S’il décrit si bien son expérience bolivienne, c’est que Julien Benhaim-Casanova a eu le temps d’observer, n’étant que spectateur depuis son arrivée. Le joueur avait pourtant signé un contrat. «Le club me proposait un salaire moyen. À Oruro, on peut vivre avec entre 300 et 500 euros par mois. Je ne leur coûtais pas cher. Et je ne suis pas du genre à faire des caprices. Je voulais juste venir, qu’on me paye mes billets d’avion et ensuite avoir un salaire correct.» Salaire mensuel, prime à la signature, un hôtel pour rebondir avant de trouver un appartement, et le voyage pris en charge, voilà ce que Julien Benhaim-Casanova avait négocié au départ. Problème, il n’a jamais touché le moindre centime depuis son arrivée. Et surtout, il n’a pas pu jouer le moindre match.

**DONNÉES**
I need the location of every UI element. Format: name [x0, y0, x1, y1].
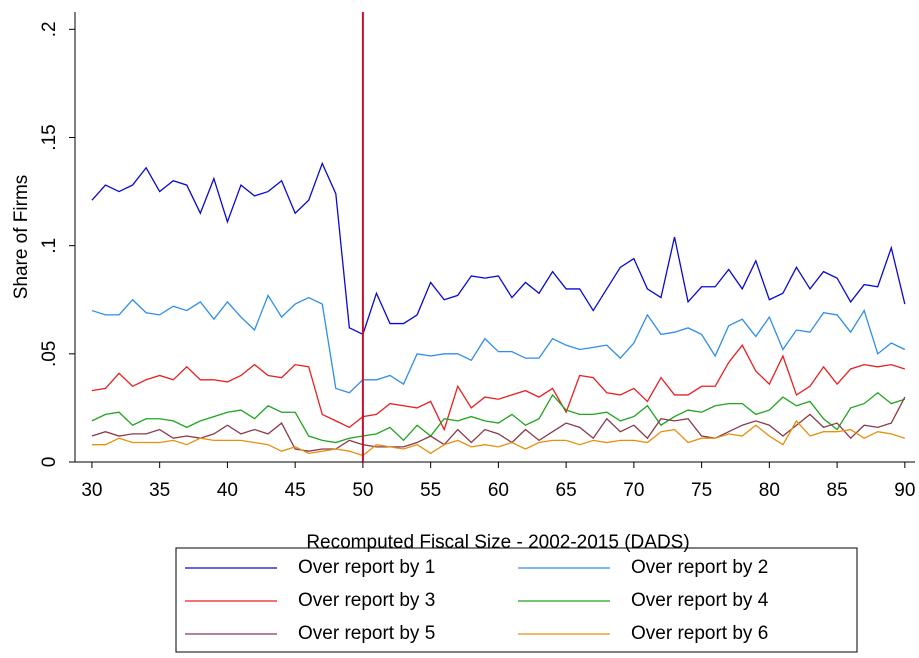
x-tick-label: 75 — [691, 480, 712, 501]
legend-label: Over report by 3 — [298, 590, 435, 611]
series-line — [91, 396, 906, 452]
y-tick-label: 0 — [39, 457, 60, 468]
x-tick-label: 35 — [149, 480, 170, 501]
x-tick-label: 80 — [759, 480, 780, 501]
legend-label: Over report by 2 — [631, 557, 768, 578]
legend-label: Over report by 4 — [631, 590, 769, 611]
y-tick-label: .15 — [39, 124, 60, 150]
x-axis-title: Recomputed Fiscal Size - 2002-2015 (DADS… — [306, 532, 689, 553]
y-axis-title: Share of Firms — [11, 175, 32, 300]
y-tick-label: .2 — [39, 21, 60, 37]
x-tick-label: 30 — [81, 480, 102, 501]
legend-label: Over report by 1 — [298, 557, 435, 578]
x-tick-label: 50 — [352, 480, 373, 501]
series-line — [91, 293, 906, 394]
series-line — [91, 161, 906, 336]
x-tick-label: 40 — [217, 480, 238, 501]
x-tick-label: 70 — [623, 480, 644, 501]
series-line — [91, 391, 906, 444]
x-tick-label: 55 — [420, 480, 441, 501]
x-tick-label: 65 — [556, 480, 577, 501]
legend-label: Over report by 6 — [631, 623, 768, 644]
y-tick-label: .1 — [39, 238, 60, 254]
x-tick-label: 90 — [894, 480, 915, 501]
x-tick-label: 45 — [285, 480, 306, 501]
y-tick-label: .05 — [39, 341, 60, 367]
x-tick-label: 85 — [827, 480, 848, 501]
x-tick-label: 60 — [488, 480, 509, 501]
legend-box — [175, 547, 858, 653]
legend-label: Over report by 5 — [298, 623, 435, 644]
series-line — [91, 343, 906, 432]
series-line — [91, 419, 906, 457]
...
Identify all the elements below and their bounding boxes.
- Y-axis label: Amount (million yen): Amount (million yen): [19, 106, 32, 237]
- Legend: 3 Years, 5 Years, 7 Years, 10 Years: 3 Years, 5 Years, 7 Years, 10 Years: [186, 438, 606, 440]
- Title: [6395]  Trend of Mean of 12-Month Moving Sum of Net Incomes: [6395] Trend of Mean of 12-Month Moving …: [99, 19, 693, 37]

**CONSIGNE**
Reprenez l'extrait sur l'expérience bolivienne de Julien Benhaim-Casanova là où il s'arrête et poursuivez-le. Les données n'ont aucun lien avec l'extrait.

**RÉPONSE**
*«Après la première semaine, j’ai senti que quelque chose n’allait pas. J’avais signé mon contrat avant de venir, mais il y a eu plusieurs changements de présidents. En un mois, il y en a eu quatre différents. Je devais signer un nouveau contrat mais le nouveau président était injoignable. J’ai vu que ça traînait. À la fin de ma première semaine, on m’a expliqué que le club avait une dette envers la FIFA* et que tant qu’elle ne serait pas payée les nouvelles recrues ne pourraient pas jouer. On était sept ou huit dans cette situation. Semaine après semaine on me répétait « tu pourras jouer la semaine prochaine». Aujourd’hui, Julien a l’impression d’être en vacances. Mais s’il en rigole avec ses coéquipiers, il commence à trouver le temps long.

«Je me suis bien rendu compte que je n’étais pas Messi (...) Si j’arrivais à combiner voyage et football, c’est peut-être comme ça que je trouverais un équilibre»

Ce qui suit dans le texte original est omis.